* **Task directions**: Find and copy each line of the records where the string "preferencials" shows up.

* **Data supplied**:
## Begin
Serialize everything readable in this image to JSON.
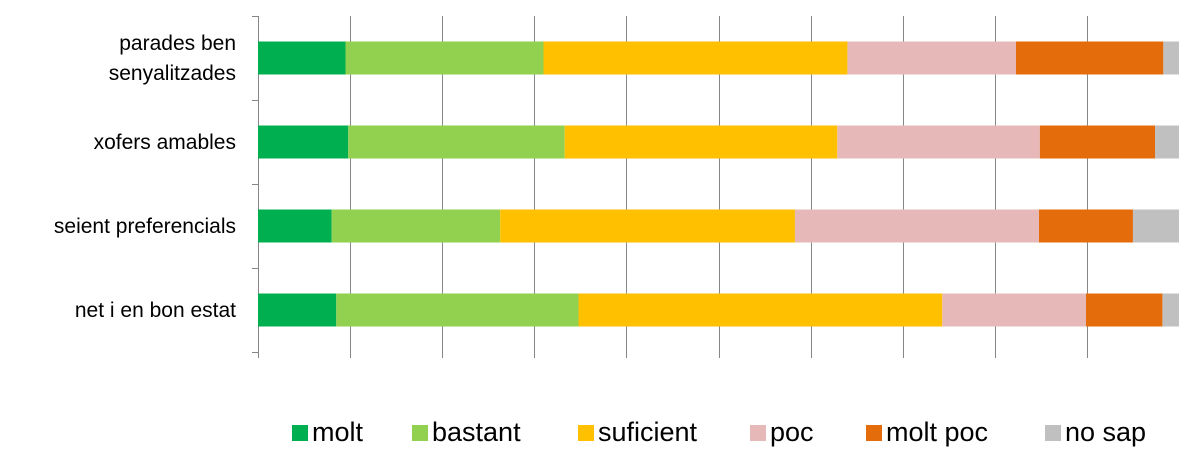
{
  "chart_data": {
    "type": "bar",
    "orientation": "horizontal",
    "stacked": "100%",
    "title": "",
    "xlabel": "",
    "ylabel": "",
    "categories": [
      "parades ben senyalitzades",
      "xofers amables",
      "seient preferencials",
      "net i en bon estat"
    ],
    "category_lines": [
      [
        "parades ben",
        "senyalitzades"
      ],
      [
        "xofers amables"
      ],
      [
        "seient preferencials"
      ],
      [
        "net i en bon estat"
      ]
    ],
    "xlim": [
      0,
      100
    ],
    "grid": true,
    "legend_position": "bottom",
    "series": [
      {
        "name": "molt",
        "color": "#00b050",
        "values": [
          9.5,
          9.8,
          8.0,
          8.5
        ]
      },
      {
        "name": "bastant",
        "color": "#92d050",
        "values": [
          21.5,
          23.5,
          18.3,
          26.3
        ]
      },
      {
        "name": "suficient",
        "color": "#ffc000",
        "values": [
          33.0,
          29.6,
          32.0,
          39.5
        ]
      },
      {
        "name": "poc",
        "color": "#e6b9b8",
        "values": [
          18.3,
          22.0,
          26.5,
          15.6
        ]
      },
      {
        "name": "molt poc",
        "color": "#e46c0a",
        "values": [
          16.0,
          12.5,
          10.2,
          8.3
        ]
      },
      {
        "name": "no sap",
        "color": "#c0c0c0",
        "values": [
          5.0,
          6.5,
          8.8,
          6.0
        ]
      }
    ]
  }
}
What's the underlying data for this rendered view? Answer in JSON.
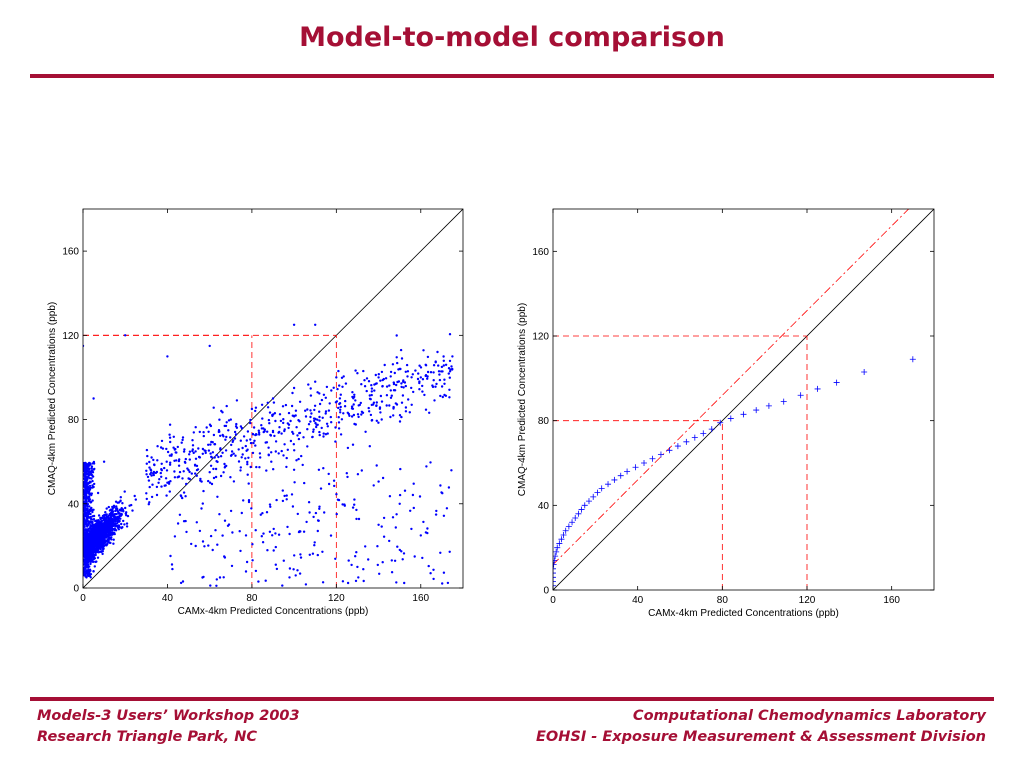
## End
* **Task result**:
      "seient preferencials",
        "seient preferencials"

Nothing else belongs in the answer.